◆ PROBLEM STATEMENT
Omit the pictures from the entries below and retype everything else exactly.

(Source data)

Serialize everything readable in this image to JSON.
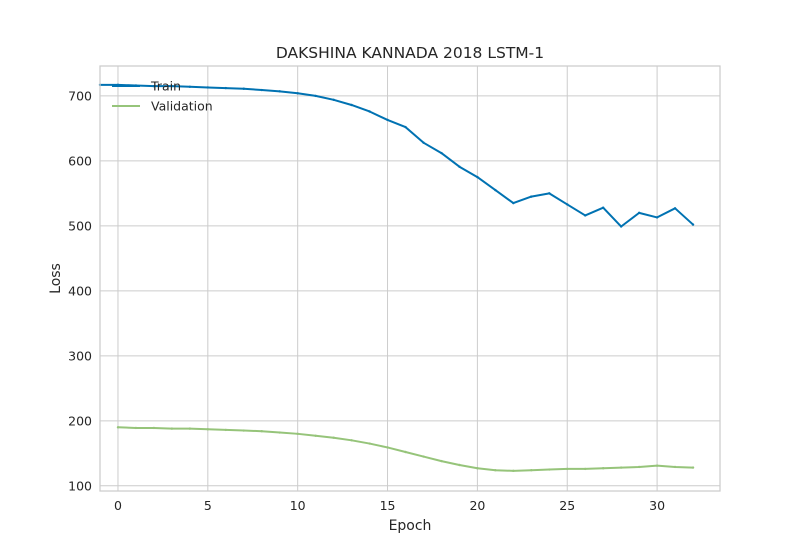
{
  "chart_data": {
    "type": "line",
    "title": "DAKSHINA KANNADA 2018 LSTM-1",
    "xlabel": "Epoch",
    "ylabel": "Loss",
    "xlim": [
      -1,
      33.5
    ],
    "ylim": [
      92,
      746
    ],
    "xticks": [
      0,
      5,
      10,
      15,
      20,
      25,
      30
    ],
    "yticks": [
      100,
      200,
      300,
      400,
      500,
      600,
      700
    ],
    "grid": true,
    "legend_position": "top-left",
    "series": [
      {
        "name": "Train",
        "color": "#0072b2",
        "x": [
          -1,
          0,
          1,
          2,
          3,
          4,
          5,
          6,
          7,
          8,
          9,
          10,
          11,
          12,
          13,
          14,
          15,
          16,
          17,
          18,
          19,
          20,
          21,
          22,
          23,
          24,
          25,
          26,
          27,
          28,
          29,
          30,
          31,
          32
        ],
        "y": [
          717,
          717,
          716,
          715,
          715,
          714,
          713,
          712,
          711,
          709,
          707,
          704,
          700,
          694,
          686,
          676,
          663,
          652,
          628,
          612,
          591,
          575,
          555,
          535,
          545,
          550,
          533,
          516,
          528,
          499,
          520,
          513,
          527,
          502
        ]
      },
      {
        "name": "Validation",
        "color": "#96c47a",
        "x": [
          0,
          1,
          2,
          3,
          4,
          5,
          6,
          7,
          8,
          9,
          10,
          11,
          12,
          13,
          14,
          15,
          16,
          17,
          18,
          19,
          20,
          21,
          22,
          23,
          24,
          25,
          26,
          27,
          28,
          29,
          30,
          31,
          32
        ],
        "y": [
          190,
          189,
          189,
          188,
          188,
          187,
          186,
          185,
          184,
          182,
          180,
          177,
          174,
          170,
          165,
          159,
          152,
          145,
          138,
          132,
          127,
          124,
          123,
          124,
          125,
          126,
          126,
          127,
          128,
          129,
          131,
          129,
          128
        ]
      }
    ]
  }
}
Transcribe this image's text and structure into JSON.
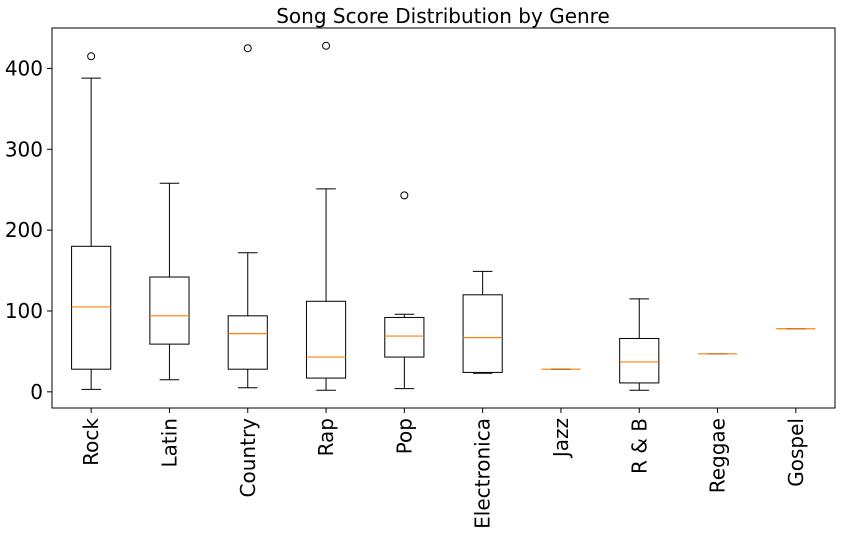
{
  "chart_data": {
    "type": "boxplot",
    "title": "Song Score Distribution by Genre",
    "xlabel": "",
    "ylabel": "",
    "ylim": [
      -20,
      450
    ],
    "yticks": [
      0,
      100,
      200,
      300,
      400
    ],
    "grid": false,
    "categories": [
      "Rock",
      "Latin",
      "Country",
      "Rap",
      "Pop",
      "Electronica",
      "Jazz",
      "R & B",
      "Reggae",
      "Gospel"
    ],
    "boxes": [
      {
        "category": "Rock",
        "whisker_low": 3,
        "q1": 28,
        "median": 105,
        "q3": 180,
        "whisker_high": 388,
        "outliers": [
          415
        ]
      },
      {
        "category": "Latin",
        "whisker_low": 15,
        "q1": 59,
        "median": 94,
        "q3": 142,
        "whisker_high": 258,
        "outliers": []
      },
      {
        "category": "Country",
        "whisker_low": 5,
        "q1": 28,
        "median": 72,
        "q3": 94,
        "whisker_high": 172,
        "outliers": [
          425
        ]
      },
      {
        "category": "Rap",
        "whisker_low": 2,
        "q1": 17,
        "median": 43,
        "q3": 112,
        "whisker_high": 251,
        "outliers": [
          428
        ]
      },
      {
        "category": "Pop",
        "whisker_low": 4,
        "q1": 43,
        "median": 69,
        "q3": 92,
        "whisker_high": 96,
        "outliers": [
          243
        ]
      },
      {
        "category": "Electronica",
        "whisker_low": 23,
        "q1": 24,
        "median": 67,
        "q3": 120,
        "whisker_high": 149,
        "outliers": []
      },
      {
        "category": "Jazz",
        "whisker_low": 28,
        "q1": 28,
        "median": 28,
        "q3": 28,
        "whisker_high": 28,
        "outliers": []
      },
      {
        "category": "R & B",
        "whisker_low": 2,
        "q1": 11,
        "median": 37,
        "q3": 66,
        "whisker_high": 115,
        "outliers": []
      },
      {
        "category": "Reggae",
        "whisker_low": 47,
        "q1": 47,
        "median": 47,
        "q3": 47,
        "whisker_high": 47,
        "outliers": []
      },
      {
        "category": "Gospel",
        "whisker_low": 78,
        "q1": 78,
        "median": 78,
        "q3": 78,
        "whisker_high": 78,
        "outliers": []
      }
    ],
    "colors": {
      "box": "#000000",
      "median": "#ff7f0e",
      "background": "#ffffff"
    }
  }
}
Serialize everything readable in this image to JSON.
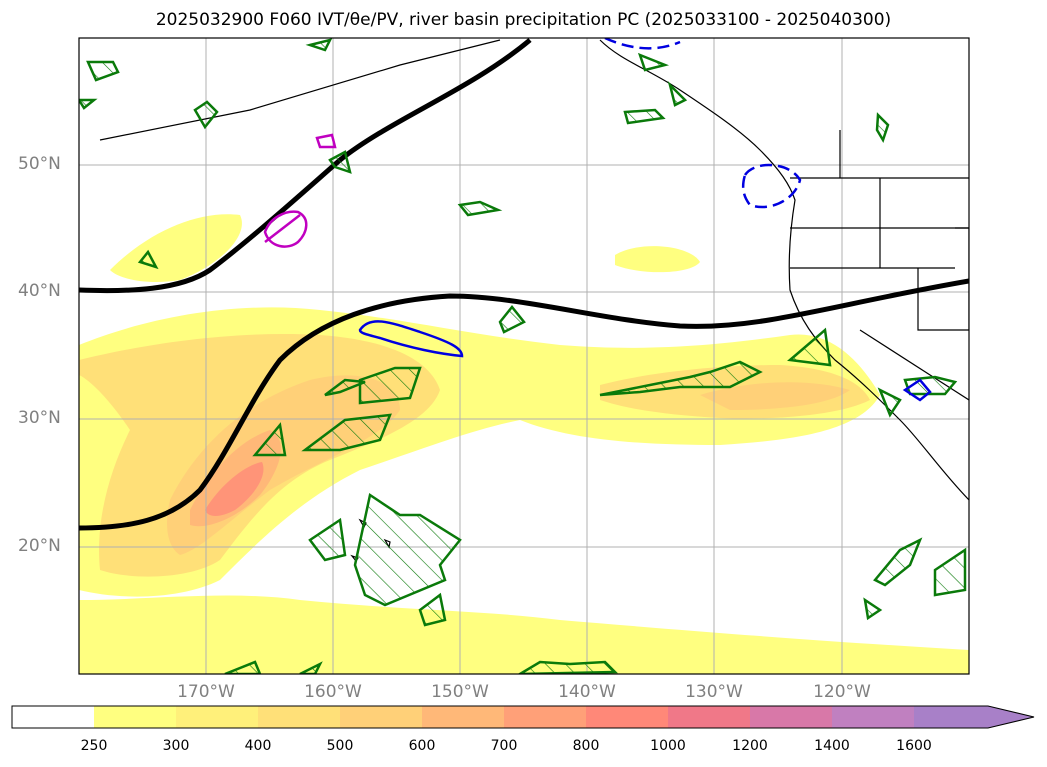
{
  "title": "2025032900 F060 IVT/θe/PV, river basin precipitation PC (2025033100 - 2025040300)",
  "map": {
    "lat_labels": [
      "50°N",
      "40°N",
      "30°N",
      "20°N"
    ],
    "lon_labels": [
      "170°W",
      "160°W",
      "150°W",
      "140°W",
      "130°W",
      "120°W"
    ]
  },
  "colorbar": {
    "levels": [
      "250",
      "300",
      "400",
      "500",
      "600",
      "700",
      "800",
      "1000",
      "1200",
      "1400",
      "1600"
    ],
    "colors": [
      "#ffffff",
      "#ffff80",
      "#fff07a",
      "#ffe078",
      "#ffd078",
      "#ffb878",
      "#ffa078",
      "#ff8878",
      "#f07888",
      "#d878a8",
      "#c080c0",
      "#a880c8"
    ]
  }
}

◆ REPLY TO THE EXERCISE
Serialize everything readable in this image to JSON.
{
  "chart_data": {
    "type": "line",
    "title": "DAKSHINA KANNADA 2018 LSTM-1",
    "xlabel": "Epoch",
    "ylabel": "Loss",
    "xlim": [
      -1,
      33.5
    ],
    "ylim": [
      92,
      746
    ],
    "xticks": [
      0,
      5,
      10,
      15,
      20,
      25,
      30
    ],
    "yticks": [
      100,
      200,
      300,
      400,
      500,
      600,
      700
    ],
    "grid": true,
    "legend_position": "top-left",
    "series": [
      {
        "name": "Train",
        "color": "#0072b2",
        "x": [
          -1,
          0,
          1,
          2,
          3,
          4,
          5,
          6,
          7,
          8,
          9,
          10,
          11,
          12,
          13,
          14,
          15,
          16,
          17,
          18,
          19,
          20,
          21,
          22,
          23,
          24,
          25,
          26,
          27,
          28,
          29,
          30,
          31,
          32
        ],
        "y": [
          717,
          717,
          716,
          715,
          715,
          714,
          713,
          712,
          711,
          709,
          707,
          704,
          700,
          694,
          686,
          676,
          663,
          652,
          628,
          612,
          591,
          575,
          555,
          535,
          545,
          550,
          533,
          516,
          528,
          499,
          520,
          513,
          527,
          502
        ]
      },
      {
        "name": "Validation",
        "color": "#96c47a",
        "x": [
          0,
          1,
          2,
          3,
          4,
          5,
          6,
          7,
          8,
          9,
          10,
          11,
          12,
          13,
          14,
          15,
          16,
          17,
          18,
          19,
          20,
          21,
          22,
          23,
          24,
          25,
          26,
          27,
          28,
          29,
          30,
          31,
          32
        ],
        "y": [
          190,
          189,
          189,
          188,
          188,
          187,
          186,
          185,
          184,
          182,
          180,
          177,
          174,
          170,
          165,
          159,
          152,
          145,
          138,
          132,
          127,
          124,
          123,
          124,
          125,
          126,
          126,
          127,
          128,
          129,
          131,
          129,
          128
        ]
      }
    ]
  }
}
Transcribe this image's text and structure into JSON.
{
  "chart_data": {
    "type": "boxplot",
    "title": "Song Score Distribution by Genre",
    "xlabel": "",
    "ylabel": "",
    "ylim": [
      -20,
      450
    ],
    "yticks": [
      0,
      100,
      200,
      300,
      400
    ],
    "grid": false,
    "categories": [
      "Rock",
      "Latin",
      "Country",
      "Rap",
      "Pop",
      "Electronica",
      "Jazz",
      "R & B",
      "Reggae",
      "Gospel"
    ],
    "boxes": [
      {
        "category": "Rock",
        "whisker_low": 3,
        "q1": 28,
        "median": 105,
        "q3": 180,
        "whisker_high": 388,
        "outliers": [
          415
        ]
      },
      {
        "category": "Latin",
        "whisker_low": 15,
        "q1": 59,
        "median": 94,
        "q3": 142,
        "whisker_high": 258,
        "outliers": []
      },
      {
        "category": "Country",
        "whisker_low": 5,
        "q1": 28,
        "median": 72,
        "q3": 94,
        "whisker_high": 172,
        "outliers": [
          425
        ]
      },
      {
        "category": "Rap",
        "whisker_low": 2,
        "q1": 17,
        "median": 43,
        "q3": 112,
        "whisker_high": 251,
        "outliers": [
          428
        ]
      },
      {
        "category": "Pop",
        "whisker_low": 4,
        "q1": 43,
        "median": 69,
        "q3": 92,
        "whisker_high": 96,
        "outliers": [
          243
        ]
      },
      {
        "category": "Electronica",
        "whisker_low": 23,
        "q1": 24,
        "median": 67,
        "q3": 120,
        "whisker_high": 149,
        "outliers": []
      },
      {
        "category": "Jazz",
        "whisker_low": 28,
        "q1": 28,
        "median": 28,
        "q3": 28,
        "whisker_high": 28,
        "outliers": []
      },
      {
        "category": "R & B",
        "whisker_low": 2,
        "q1": 11,
        "median": 37,
        "q3": 66,
        "whisker_high": 115,
        "outliers": []
      },
      {
        "category": "Reggae",
        "whisker_low": 47,
        "q1": 47,
        "median": 47,
        "q3": 47,
        "whisker_high": 47,
        "outliers": []
      },
      {
        "category": "Gospel",
        "whisker_low": 78,
        "q1": 78,
        "median": 78,
        "q3": 78,
        "whisker_high": 78,
        "outliers": []
      }
    ],
    "colors": {
      "box": "#000000",
      "median": "#ff7f0e",
      "background": "#ffffff"
    }
  }
}
Serialize everything readable in this image to JSON.
{
  "title": "2025032900 F060 IVT/θe/PV, river basin precipitation PC (2025033100 - 2025040300)",
  "map": {
    "lat_labels": [
      "50°N",
      "40°N",
      "30°N",
      "20°N"
    ],
    "lon_labels": [
      "170°W",
      "160°W",
      "150°W",
      "140°W",
      "130°W",
      "120°W"
    ]
  },
  "colorbar": {
    "levels": [
      "250",
      "300",
      "400",
      "500",
      "600",
      "700",
      "800",
      "1000",
      "1200",
      "1400",
      "1600"
    ],
    "colors": [
      "#ffffff",
      "#ffff80",
      "#fff07a",
      "#ffe078",
      "#ffd078",
      "#ffb878",
      "#ffa078",
      "#ff8878",
      "#f07888",
      "#d878a8",
      "#c080c0",
      "#a880c8"
    ]
  }
}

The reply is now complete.